● Records for the task

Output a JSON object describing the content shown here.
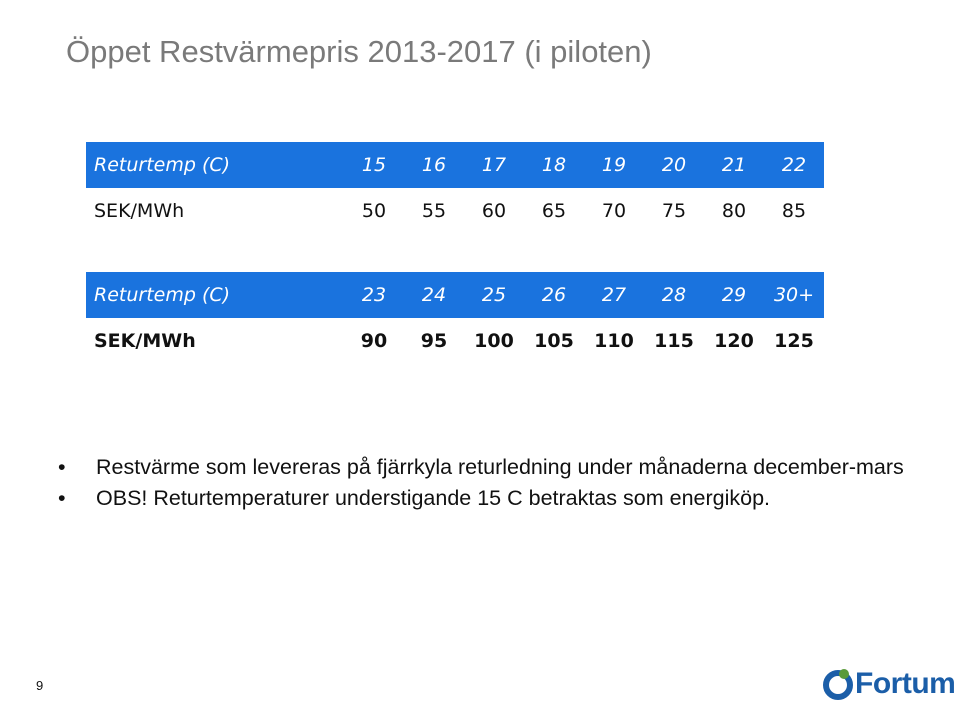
{
  "slide": {
    "title": "Öppet Restvärmepris 2013-2017 (i piloten)",
    "page_number": "9",
    "logo_text": "Fortum"
  },
  "table1": {
    "header_label": "Returtemp (C)",
    "header_values": [
      "15",
      "16",
      "17",
      "18",
      "19",
      "20",
      "21",
      "22"
    ],
    "value_label": "SEK/MWh",
    "values": [
      "50",
      "55",
      "60",
      "65",
      "70",
      "75",
      "80",
      "85"
    ]
  },
  "table2": {
    "header_label": "Returtemp (C)",
    "header_values": [
      "23",
      "24",
      "25",
      "26",
      "27",
      "28",
      "29",
      "30+"
    ],
    "value_label": "SEK/MWh",
    "values": [
      "90",
      "95",
      "100",
      "105",
      "110",
      "115",
      "120",
      "125"
    ]
  },
  "bullets": [
    "Restvärme som levereras på fjärrkyla returledning under månaderna december-mars",
    "OBS! Returtemperaturer understigande 15 C betraktas som energiköp."
  ],
  "colors": {
    "header_fill": "#1a73de",
    "title_text": "#7a7a7a",
    "logo_blue": "#1b5ea8",
    "logo_green": "#5a9a3a"
  },
  "icons": {
    "bullet": "bullet-dot-icon",
    "logo": "fortum-logo-icon"
  }
}
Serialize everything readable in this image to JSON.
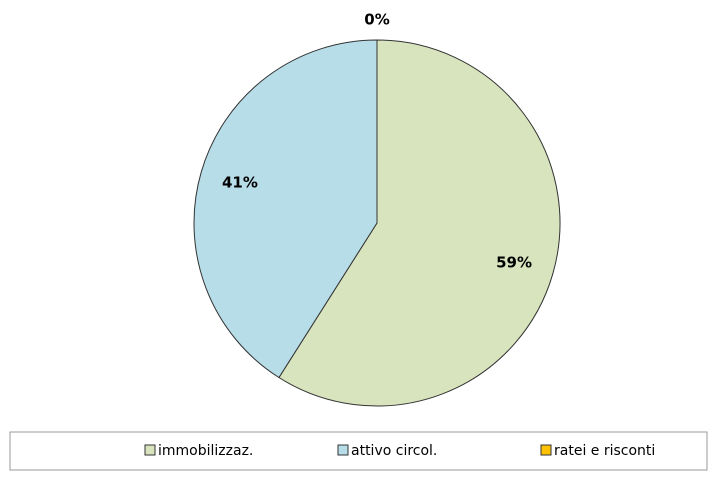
{
  "chart_data": {
    "type": "pie",
    "categories": [
      "immobilizzaz.",
      "attivo circol.",
      "ratei e risconti"
    ],
    "values": [
      59,
      41,
      0
    ],
    "value_labels": [
      "59%",
      "41%",
      "0%"
    ],
    "colors": [
      "#d7e4bd",
      "#b7dde8",
      "#ffc000"
    ]
  }
}
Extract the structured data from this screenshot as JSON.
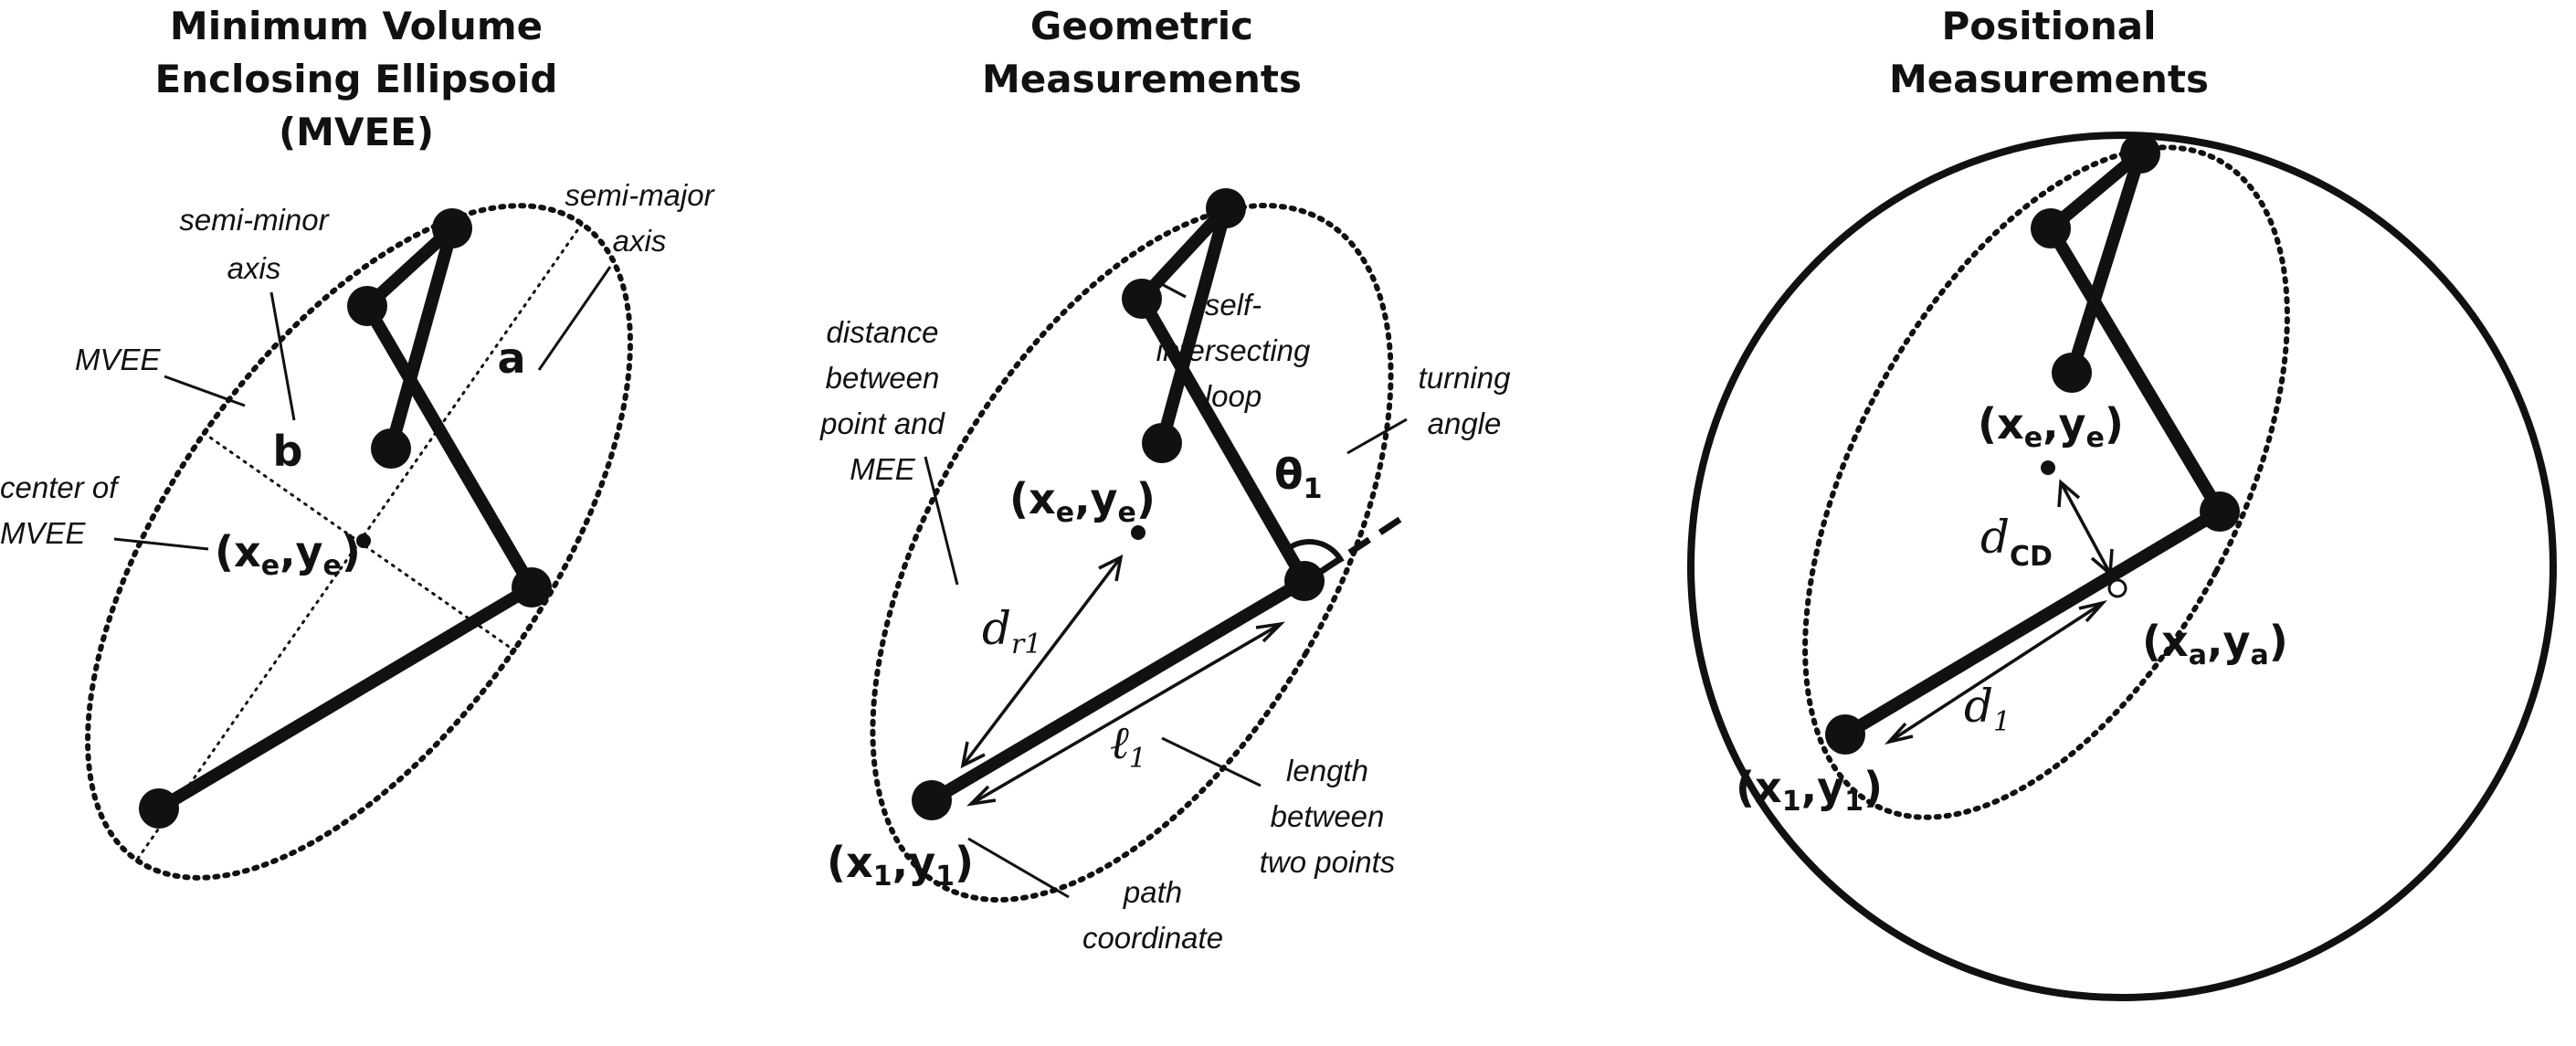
{
  "panels": [
    {
      "title_lines": [
        "Minimum Volume",
        "Enclosing Ellipsoid",
        "(MVEE)"
      ],
      "labels": {
        "semi_minor": [
          "semi-minor",
          "axis"
        ],
        "semi_major": [
          "semi-major",
          "axis"
        ],
        "mvee": "MVEE",
        "center": [
          "center of",
          "MVEE"
        ],
        "a": "a",
        "b": "b"
      },
      "center_point": {
        "x": "x",
        "xs": "e",
        "y": "y",
        "ys": "e"
      }
    },
    {
      "title_lines": [
        "Geometric",
        "Measurements"
      ],
      "labels": {
        "distance": [
          "distance",
          "between",
          "point and",
          "MEE"
        ],
        "loop": [
          "self-",
          "intersecting",
          "loop"
        ],
        "turning": [
          "turning",
          "angle"
        ],
        "length": [
          "length",
          "between",
          "two points"
        ],
        "path": [
          "path",
          "coordinate"
        ],
        "theta": "θ",
        "theta_sub": "1",
        "dr": "d",
        "dr_sub": "r1",
        "ell": "ℓ",
        "ell_sub": "1"
      },
      "center_point": {
        "x": "x",
        "xs": "e",
        "y": "y",
        "ys": "e"
      },
      "path_point": {
        "x": "x",
        "xs": "1",
        "y": "y",
        "ys": "1"
      }
    },
    {
      "title_lines": [
        "Positional",
        "Measurements"
      ],
      "labels": {
        "dcd": "d",
        "dcd_sub": "CD",
        "d1": "d",
        "d1_sub": "1"
      },
      "center_point": {
        "x": "x",
        "xs": "e",
        "y": "y",
        "ys": "e"
      },
      "anchor_point": {
        "x": "x",
        "xs": "a",
        "y": "y",
        "ys": "a"
      },
      "path_point": {
        "x": "x",
        "xs": "1",
        "y": "y",
        "ys": "1"
      }
    }
  ]
}
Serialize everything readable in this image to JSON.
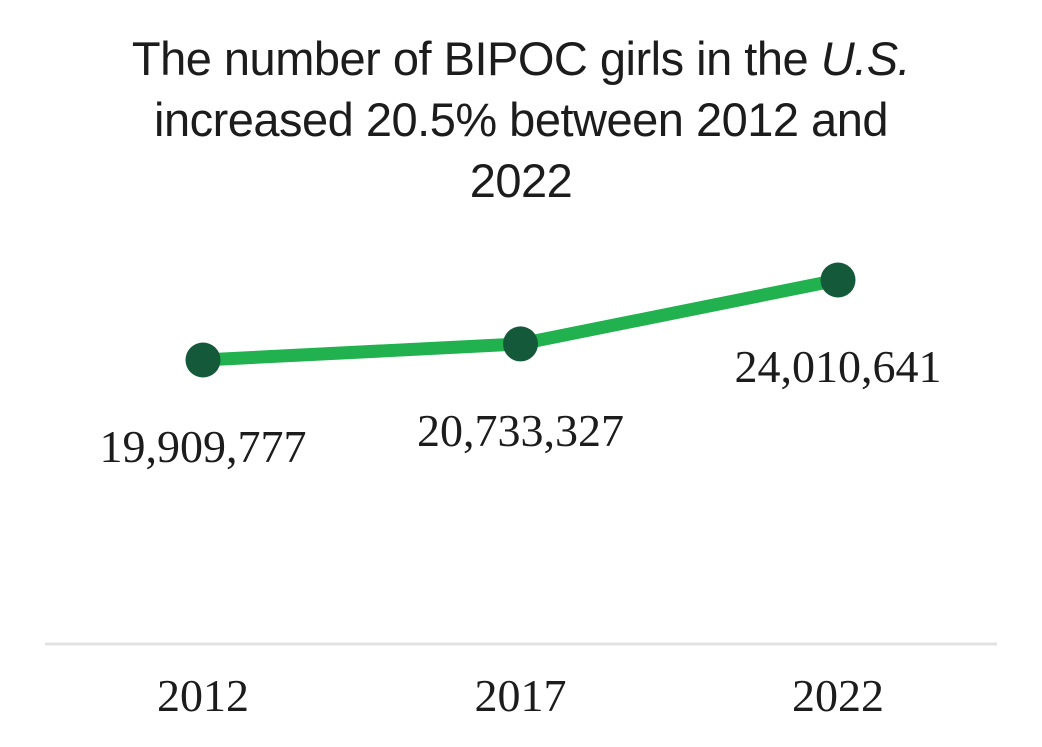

● Given exercise
Pictures stay out; repeat all the rest of the records exactly.

● Solution to the problem
Output a JSON object describing the content shown here.
{
  "slide": {
    "title": "Öppet Restvärmepris 2013-2017 (i piloten)",
    "page_number": "9",
    "logo_text": "Fortum"
  },
  "table1": {
    "header_label": "Returtemp (C)",
    "header_values": [
      "15",
      "16",
      "17",
      "18",
      "19",
      "20",
      "21",
      "22"
    ],
    "value_label": "SEK/MWh",
    "values": [
      "50",
      "55",
      "60",
      "65",
      "70",
      "75",
      "80",
      "85"
    ]
  },
  "table2": {
    "header_label": "Returtemp (C)",
    "header_values": [
      "23",
      "24",
      "25",
      "26",
      "27",
      "28",
      "29",
      "30+"
    ],
    "value_label": "SEK/MWh",
    "values": [
      "90",
      "95",
      "100",
      "105",
      "110",
      "115",
      "120",
      "125"
    ]
  },
  "bullets": [
    "Restvärme som levereras på fjärrkyla returledning under månaderna december-mars",
    "OBS! Returtemperaturer understigande 15 C betraktas som energiköp."
  ],
  "colors": {
    "header_fill": "#1a73de",
    "title_text": "#7a7a7a",
    "logo_blue": "#1b5ea8",
    "logo_green": "#5a9a3a"
  },
  "icons": {
    "bullet": "bullet-dot-icon",
    "logo": "fortum-logo-icon"
  }
}
Serialize everything readable in this image to JSON.
{
  "chart_data": {
    "type": "pie",
    "categories": [
      "immobilizzaz.",
      "attivo circol.",
      "ratei e risconti"
    ],
    "values": [
      59,
      41,
      0
    ],
    "value_labels": [
      "59%",
      "41%",
      "0%"
    ],
    "colors": [
      "#d7e4bd",
      "#b7dde8",
      "#ffc000"
    ]
  }
}
Extract the structured data from this screenshot as JSON.
{
  "panels": [
    {
      "title_lines": [
        "Minimum Volume",
        "Enclosing Ellipsoid",
        "(MVEE)"
      ],
      "labels": {
        "semi_minor": [
          "semi-minor",
          "axis"
        ],
        "semi_major": [
          "semi-major",
          "axis"
        ],
        "mvee": "MVEE",
        "center": [
          "center of",
          "MVEE"
        ],
        "a": "a",
        "b": "b"
      },
      "center_point": {
        "x": "x",
        "xs": "e",
        "y": "y",
        "ys": "e"
      }
    },
    {
      "title_lines": [
        "Geometric",
        "Measurements"
      ],
      "labels": {
        "distance": [
          "distance",
          "between",
          "point and",
          "MEE"
        ],
        "loop": [
          "self-",
          "intersecting",
          "loop"
        ],
        "turning": [
          "turning",
          "angle"
        ],
        "length": [
          "length",
          "between",
          "two points"
        ],
        "path": [
          "path",
          "coordinate"
        ],
        "theta": "θ",
        "theta_sub": "1",
        "dr": "d",
        "dr_sub": "r1",
        "ell": "ℓ",
        "ell_sub": "1"
      },
      "center_point": {
        "x": "x",
        "xs": "e",
        "y": "y",
        "ys": "e"
      },
      "path_point": {
        "x": "x",
        "xs": "1",
        "y": "y",
        "ys": "1"
      }
    },
    {
      "title_lines": [
        "Positional",
        "Measurements"
      ],
      "labels": {
        "dcd": "d",
        "dcd_sub": "CD",
        "d1": "d",
        "d1_sub": "1"
      },
      "center_point": {
        "x": "x",
        "xs": "e",
        "y": "y",
        "ys": "e"
      },
      "anchor_point": {
        "x": "x",
        "xs": "a",
        "y": "y",
        "ys": "a"
      },
      "path_point": {
        "x": "x",
        "xs": "1",
        "y": "y",
        "ys": "1"
      }
    }
  ]
}
Serialize everything readable in this image to JSON.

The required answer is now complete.